# PAGE
2 Days in the Valley is a 1996 American crime film written and directed by John Herzfeld. It depicts 48 hours in the lives of a group of people in the San Fernando Valley who are drawn together by a murder.


Two hitmen, Lee Woods (James Spader) and Dosmo Pizzo (Danny Aiello), walk into a bedroom where a sleeping couple, aspiring Olympic athlete Becky Foxx (Teri Hatcher) and her ex-husband Roy Foxx (Peter Horton) are in bed. Lee injects Becky with a tranquilizer then shoots Roy in the head. Lee and Dosmo then drive to an abandoned area off Mulholland Drive, where Lee shoots Dosmo and blows up the car in order to set Dosmo up as the fall guy for the murder. Lee flees the scene with his girlfriend, Helga Svelgen (Charlize Theron).

Dosmo was wearing a bulletproof vest and survived the shooting and car explosion. He seeks shelter at the mansion of wealthy art dealer, Allan Hopper (Greg Cruttwell) where he takes Hopper and his assistant, Susan Parish (Glenne Headly) hostage. Dosmo is unaware that Hopper has called his sister, Audrey Hopper (Marsha Mason) a nurse, to come to the house. On her way, Audrey picks up Teddy Peppers (Paul Mazursky) a down-and-out TV producer contemplating suicide.

# RAW RECORDS
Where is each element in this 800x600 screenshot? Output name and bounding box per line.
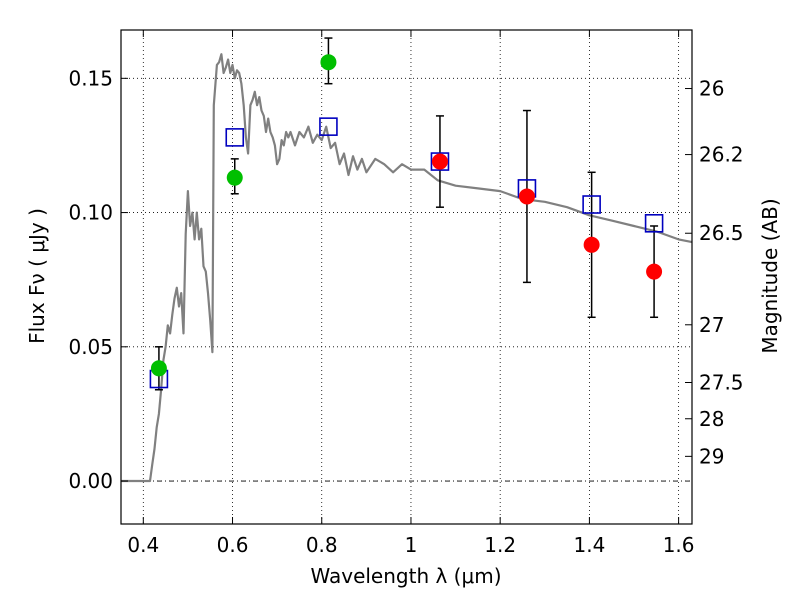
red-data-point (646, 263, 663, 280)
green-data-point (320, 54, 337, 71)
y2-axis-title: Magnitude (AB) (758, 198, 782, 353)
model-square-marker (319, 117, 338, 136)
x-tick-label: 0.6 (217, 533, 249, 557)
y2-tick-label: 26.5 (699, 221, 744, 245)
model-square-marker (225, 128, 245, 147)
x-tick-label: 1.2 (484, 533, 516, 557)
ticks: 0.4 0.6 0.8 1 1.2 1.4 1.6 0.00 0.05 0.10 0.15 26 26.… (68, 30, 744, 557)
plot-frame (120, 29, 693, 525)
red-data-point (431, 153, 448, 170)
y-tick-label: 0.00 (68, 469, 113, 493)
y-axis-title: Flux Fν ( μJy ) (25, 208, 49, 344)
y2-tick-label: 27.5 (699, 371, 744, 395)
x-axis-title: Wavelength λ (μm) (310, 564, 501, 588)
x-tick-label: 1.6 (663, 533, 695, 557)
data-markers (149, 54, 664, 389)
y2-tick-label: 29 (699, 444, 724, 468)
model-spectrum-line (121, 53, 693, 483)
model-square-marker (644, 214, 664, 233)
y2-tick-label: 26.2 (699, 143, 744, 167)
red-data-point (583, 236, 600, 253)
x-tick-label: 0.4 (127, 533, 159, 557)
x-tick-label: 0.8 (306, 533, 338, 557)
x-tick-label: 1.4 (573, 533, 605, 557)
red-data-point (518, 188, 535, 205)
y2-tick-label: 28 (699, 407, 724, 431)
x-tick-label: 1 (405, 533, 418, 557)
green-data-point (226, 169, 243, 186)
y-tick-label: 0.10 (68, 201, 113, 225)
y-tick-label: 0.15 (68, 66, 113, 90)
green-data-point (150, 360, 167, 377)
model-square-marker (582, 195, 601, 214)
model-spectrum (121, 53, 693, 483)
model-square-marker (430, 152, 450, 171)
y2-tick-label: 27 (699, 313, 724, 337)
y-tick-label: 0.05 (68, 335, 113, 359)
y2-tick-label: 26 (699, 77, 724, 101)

# COMPLETE THE FOLLOWING
• a. Duplicate the passage of the 2 Days in the Valley summary between "Dosmo was wearing" and "producer contemplating suicide.", inclusive.
• b. Using the 2 Days in the Valley summary, answer each question on its own line:
(i) Who wrote and directed the film?
(ii) What does Lee inject Becky with?
(iii) What allowed Dosmo to survive the shooting and car explosion?
• c. Resume the 2 Days in the Valley summary, picking up right after its final sentence.

# RESULTS OF THE EXERCISE
• a.
Dosmo was wearing a bulletproof vest and survived the shooting and car explosion. He seeks shelter at the mansion of wealthy art dealer, Allan Hopper (Greg Cruttwell) where he takes Hopper and his assistant, Susan Parish (Glenne Headly) hostage. Dosmo is unaware that Hopper has called his sister, Audrey Hopper (Marsha Mason) a nurse, to come to the house. On her way, Audrey picks up Teddy Peppers (Paul Mazursky) a down-and-out TV producer contemplating suicide.

• b.
(i) John Herzfeld
(ii) A tranquilizer
(iii) He was wearing a bulletproof vest.

• c.
Meanwhile, Becky awakens and discovers Roy's body in bed beside her. She runs from her house and flags down two detectives, young, ambitious Wes Taylor (Eric Stoltz) and cynical veteran Alvin Strayer (Jeff Daniels) who are driving by. Although he is sympathetic, Wes begins to suspect that Becky knows more than she is saying. Becky, who had hired Lee and Dosmo to kill Roy for $30,000, was unaware that they would kill Roy in her own house. Lee goes back to the house to get the money, encounters homicide detectives Creighton (Keith Carradine) and Carla Valenzuela (Ada Maris) working the crime scene, and kills them both. Wes decides to return to the crime scene to see if he can offer any insight on the case. Masquerading as one of the detectives, Lee lures Wes outside, intending to kill him.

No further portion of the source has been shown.